---------- Data provided

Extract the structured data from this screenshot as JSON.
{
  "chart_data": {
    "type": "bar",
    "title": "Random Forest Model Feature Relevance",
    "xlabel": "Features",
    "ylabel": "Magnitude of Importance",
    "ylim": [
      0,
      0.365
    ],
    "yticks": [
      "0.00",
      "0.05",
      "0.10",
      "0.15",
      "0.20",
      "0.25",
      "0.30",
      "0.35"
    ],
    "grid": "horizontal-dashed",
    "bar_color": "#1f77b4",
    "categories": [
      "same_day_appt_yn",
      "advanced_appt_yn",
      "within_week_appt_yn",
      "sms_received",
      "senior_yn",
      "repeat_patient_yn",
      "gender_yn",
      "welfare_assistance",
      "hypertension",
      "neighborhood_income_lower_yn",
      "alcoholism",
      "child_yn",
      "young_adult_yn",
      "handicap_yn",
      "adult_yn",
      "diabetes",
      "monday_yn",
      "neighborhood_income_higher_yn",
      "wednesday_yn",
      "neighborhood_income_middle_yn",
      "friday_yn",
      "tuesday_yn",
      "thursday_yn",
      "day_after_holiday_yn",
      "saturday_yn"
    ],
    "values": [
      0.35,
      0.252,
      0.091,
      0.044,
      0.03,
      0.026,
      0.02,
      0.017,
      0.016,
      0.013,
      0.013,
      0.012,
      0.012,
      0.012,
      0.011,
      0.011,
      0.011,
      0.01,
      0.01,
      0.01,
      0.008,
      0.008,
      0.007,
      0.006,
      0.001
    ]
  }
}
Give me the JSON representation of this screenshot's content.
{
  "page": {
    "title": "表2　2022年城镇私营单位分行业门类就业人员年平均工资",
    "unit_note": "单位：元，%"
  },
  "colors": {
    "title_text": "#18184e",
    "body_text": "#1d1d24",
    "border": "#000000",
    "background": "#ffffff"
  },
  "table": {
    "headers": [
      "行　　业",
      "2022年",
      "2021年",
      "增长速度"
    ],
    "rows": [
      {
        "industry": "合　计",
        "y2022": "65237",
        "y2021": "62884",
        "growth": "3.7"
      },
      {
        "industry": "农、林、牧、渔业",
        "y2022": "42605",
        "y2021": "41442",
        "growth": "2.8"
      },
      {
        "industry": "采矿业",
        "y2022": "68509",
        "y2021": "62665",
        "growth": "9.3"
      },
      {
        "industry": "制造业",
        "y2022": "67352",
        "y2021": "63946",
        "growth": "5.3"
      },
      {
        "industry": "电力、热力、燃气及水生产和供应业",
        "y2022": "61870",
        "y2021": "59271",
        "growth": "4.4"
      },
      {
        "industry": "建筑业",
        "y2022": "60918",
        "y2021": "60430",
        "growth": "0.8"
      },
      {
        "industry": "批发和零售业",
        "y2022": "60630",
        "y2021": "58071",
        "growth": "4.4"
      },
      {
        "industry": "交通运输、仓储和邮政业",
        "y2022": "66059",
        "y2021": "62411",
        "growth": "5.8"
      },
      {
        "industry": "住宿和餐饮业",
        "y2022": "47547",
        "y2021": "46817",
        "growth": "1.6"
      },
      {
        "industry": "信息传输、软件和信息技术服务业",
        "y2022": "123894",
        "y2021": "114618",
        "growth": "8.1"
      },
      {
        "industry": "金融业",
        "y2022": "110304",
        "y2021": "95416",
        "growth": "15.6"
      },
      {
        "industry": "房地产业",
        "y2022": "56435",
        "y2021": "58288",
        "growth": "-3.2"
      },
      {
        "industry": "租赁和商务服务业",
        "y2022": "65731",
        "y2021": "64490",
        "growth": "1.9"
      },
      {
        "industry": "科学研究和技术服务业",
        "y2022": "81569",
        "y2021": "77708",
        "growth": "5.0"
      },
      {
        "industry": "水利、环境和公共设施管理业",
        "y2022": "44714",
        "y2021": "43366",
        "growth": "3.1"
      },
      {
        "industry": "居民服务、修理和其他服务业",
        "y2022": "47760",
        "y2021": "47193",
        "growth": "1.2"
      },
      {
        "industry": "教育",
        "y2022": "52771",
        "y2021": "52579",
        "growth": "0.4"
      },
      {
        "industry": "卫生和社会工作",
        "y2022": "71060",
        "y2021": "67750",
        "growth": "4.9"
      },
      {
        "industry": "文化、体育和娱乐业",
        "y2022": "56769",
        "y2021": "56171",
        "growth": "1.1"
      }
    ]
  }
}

--------------------

- Exercise details: Show each line of the listing that holds the string "this".

- Correct response:
Extract the structured data from this screenshot as JSON.
Give me the JSON representation of this screenshot's content.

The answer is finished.